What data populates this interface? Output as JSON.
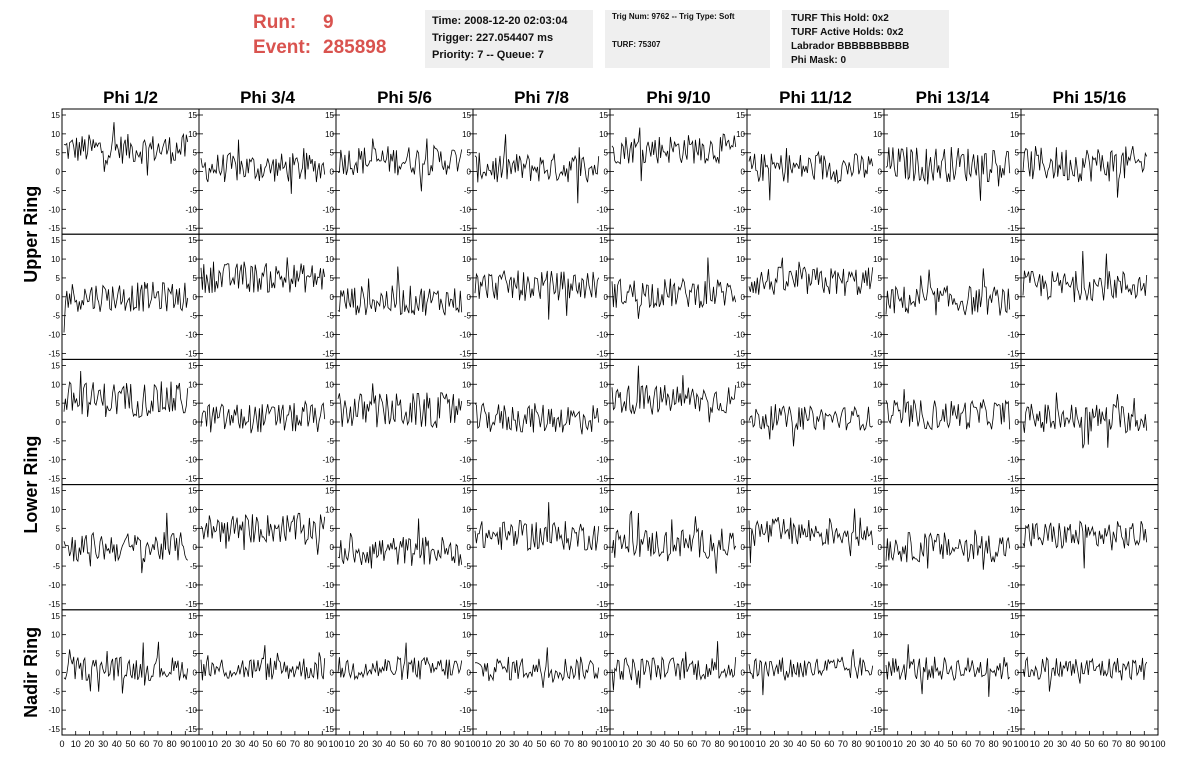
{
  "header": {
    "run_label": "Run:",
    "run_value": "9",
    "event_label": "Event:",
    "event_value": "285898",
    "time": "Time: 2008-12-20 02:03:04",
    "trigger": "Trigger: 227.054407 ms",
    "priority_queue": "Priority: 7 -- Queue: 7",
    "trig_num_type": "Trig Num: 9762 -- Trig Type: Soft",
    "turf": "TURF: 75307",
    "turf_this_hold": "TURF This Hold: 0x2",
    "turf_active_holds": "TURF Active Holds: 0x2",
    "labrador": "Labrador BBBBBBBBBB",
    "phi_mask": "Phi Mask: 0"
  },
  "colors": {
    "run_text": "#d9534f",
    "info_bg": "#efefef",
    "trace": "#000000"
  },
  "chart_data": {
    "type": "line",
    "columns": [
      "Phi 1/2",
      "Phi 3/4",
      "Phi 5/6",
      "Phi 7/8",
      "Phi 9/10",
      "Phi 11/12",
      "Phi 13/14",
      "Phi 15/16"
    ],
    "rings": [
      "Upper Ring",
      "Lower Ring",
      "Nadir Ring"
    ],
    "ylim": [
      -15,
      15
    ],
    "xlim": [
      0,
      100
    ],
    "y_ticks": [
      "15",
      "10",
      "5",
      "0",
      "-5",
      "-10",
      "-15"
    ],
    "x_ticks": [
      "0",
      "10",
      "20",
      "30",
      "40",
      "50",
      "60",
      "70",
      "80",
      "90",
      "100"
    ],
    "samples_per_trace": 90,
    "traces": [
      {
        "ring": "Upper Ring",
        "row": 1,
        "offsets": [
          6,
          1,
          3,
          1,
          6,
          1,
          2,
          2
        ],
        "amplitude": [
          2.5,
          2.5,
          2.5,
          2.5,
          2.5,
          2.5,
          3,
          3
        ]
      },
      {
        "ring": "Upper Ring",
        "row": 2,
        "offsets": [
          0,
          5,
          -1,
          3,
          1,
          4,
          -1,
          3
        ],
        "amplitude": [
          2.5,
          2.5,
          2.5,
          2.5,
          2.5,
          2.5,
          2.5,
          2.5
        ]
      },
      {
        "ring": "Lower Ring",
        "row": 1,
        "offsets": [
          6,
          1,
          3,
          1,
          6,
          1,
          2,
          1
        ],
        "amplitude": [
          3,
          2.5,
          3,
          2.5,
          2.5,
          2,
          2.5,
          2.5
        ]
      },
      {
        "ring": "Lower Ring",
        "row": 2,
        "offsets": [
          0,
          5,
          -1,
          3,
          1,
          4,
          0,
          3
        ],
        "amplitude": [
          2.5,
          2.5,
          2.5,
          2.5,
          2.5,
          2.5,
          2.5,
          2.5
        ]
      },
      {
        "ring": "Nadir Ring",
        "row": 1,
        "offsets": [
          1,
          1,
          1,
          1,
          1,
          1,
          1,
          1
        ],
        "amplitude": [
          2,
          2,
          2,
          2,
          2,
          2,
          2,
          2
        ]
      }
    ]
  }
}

*TASK PROMPT:* Say how many lines in this material hold "TURF", and say nothing else.

*TASK SOLUTION:* 3